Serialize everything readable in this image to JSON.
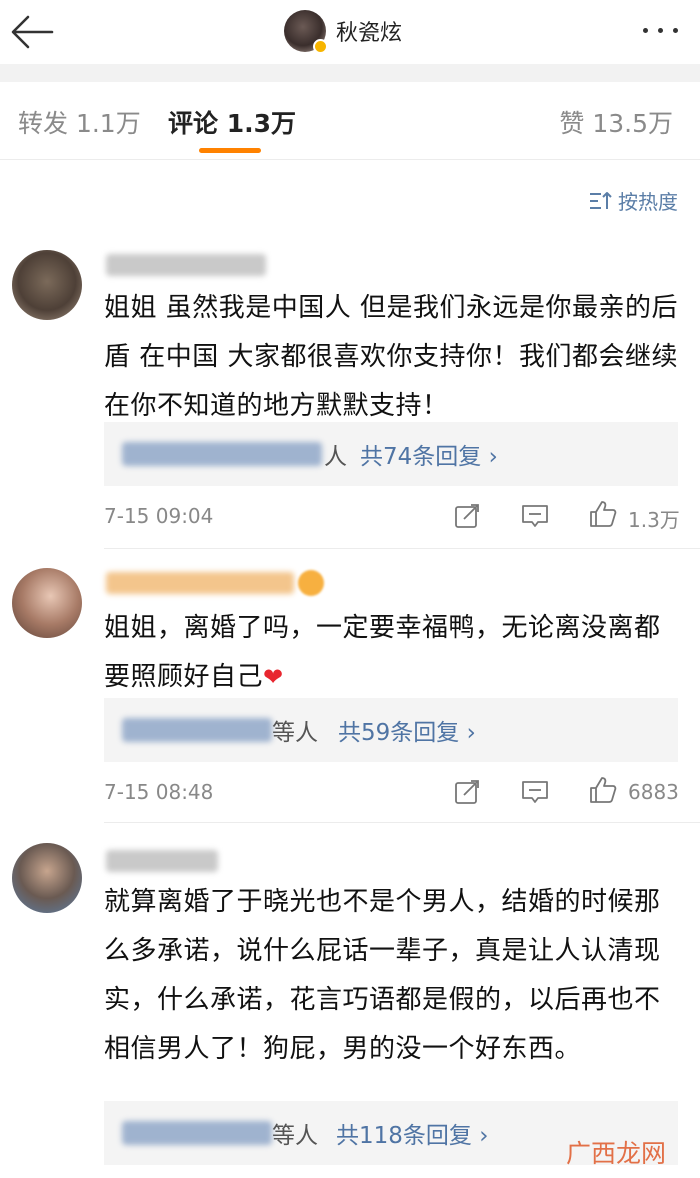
{
  "header": {
    "title": "秋瓷炫"
  },
  "tabs": {
    "repost": "转发 1.1万",
    "comment": "评论 1.3万",
    "like": "赞 13.5万"
  },
  "sort": {
    "label": "按热度"
  },
  "comments": [
    {
      "text": "姐姐 虽然我是中国人 但是我们永远是你最亲的后盾 在中国 大家都很喜欢你支持你！我们都会继续在你不知道的地方默默支持！",
      "reply_suffix": "人",
      "reply_count": "共74条回复 ›",
      "time": "7-15 09:04",
      "likes": "1.3万"
    },
    {
      "text": "姐姐，离婚了吗，一定要幸福鸭，无论离没离都要照顾好自己",
      "heart": "❤",
      "reply_suffix": "等人",
      "reply_count": "共59条回复 ›",
      "time": "7-15 08:48",
      "likes": "6883"
    },
    {
      "text": "就算离婚了于晓光也不是个男人，结婚的时候那么多承诺，说什么屁话一辈子，真是让人认清现实，什么承诺，花言巧语都是假的，以后再也不相信男人了！狗屁，男的没一个好东西。",
      "reply_suffix": "等人",
      "reply_count": "共118条回复 ›"
    }
  ],
  "watermark": "广西龙网",
  "colors": {
    "accent": "#ff8200",
    "link": "#4f74a4",
    "verify": "#f7b500"
  }
}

────────────────────

Stated goal - Quote the records in their entirety, keeping the wording exact and excluding pictures.

Complete answer -
Serialize everything readable in this image to JSON.
{
  "header": {
    "title": "秋瓷炫"
  },
  "tabs": {
    "repost": "转发 1.1万",
    "comment": "评论 1.3万",
    "like": "赞 13.5万"
  },
  "sort": {
    "label": "按热度"
  },
  "comments": [
    {
      "text": "姐姐 虽然我是中国人 但是我们永远是你最亲的后盾 在中国 大家都很喜欢你支持你！我们都会继续在你不知道的地方默默支持！",
      "reply_suffix": "人",
      "reply_count": "共74条回复 ›",
      "time": "7-15 09:04",
      "likes": "1.3万"
    },
    {
      "text": "姐姐，离婚了吗，一定要幸福鸭，无论离没离都要照顾好自己",
      "heart": "❤",
      "reply_suffix": "等人",
      "reply_count": "共59条回复 ›",
      "time": "7-15 08:48",
      "likes": "6883"
    },
    {
      "text": "就算离婚了于晓光也不是个男人，结婚的时候那么多承诺，说什么屁话一辈子，真是让人认清现实，什么承诺，花言巧语都是假的，以后再也不相信男人了！狗屁，男的没一个好东西。",
      "reply_suffix": "等人",
      "reply_count": "共118条回复 ›"
    }
  ],
  "watermark": "广西龙网",
  "colors": {
    "accent": "#ff8200",
    "link": "#4f74a4",
    "verify": "#f7b500"
  }
}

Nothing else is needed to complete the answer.